Figure collection entries:
************
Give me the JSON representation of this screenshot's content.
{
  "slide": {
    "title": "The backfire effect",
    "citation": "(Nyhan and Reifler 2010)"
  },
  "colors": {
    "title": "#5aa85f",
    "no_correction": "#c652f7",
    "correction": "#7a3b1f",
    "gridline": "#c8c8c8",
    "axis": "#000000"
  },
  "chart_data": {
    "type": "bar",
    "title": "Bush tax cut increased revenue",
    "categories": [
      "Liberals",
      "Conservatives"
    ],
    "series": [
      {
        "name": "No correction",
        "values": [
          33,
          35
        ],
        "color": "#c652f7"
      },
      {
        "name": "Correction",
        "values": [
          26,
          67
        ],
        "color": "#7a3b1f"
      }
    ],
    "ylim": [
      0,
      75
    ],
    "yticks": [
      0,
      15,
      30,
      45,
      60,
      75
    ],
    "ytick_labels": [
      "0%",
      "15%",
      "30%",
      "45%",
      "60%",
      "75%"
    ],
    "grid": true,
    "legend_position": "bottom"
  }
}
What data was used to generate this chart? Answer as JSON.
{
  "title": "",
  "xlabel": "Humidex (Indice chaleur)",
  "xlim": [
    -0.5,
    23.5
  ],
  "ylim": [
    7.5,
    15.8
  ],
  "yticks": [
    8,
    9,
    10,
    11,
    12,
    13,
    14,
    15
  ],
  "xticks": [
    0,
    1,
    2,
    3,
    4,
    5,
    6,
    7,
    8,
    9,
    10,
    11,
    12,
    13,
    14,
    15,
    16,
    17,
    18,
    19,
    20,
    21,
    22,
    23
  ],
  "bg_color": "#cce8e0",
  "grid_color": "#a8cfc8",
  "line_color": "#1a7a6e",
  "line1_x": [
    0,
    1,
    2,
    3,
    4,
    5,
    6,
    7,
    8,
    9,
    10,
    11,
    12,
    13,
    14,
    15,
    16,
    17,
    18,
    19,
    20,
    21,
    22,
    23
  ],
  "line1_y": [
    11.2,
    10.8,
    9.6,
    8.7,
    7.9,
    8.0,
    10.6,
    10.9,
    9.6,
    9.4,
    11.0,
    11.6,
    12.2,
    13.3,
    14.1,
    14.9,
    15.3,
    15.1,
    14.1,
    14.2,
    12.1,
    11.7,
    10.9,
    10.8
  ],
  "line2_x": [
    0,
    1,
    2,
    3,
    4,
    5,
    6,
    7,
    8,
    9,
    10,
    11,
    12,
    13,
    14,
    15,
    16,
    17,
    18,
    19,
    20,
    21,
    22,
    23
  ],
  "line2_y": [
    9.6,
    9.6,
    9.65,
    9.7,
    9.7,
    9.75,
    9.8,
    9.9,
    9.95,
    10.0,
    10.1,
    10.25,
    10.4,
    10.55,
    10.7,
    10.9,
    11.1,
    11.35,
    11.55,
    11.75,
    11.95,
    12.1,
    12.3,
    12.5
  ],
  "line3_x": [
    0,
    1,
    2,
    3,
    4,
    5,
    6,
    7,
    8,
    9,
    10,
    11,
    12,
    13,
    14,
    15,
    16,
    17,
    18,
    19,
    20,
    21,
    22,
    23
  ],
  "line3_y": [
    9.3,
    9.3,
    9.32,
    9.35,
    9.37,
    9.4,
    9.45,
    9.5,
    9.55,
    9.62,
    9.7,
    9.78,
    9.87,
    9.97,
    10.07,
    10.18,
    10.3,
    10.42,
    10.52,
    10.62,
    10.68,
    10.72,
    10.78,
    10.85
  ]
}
************
> Work to complete: How many of the lines above hold "JSON"? Answer with only the number.

> Answer to the exercise: 2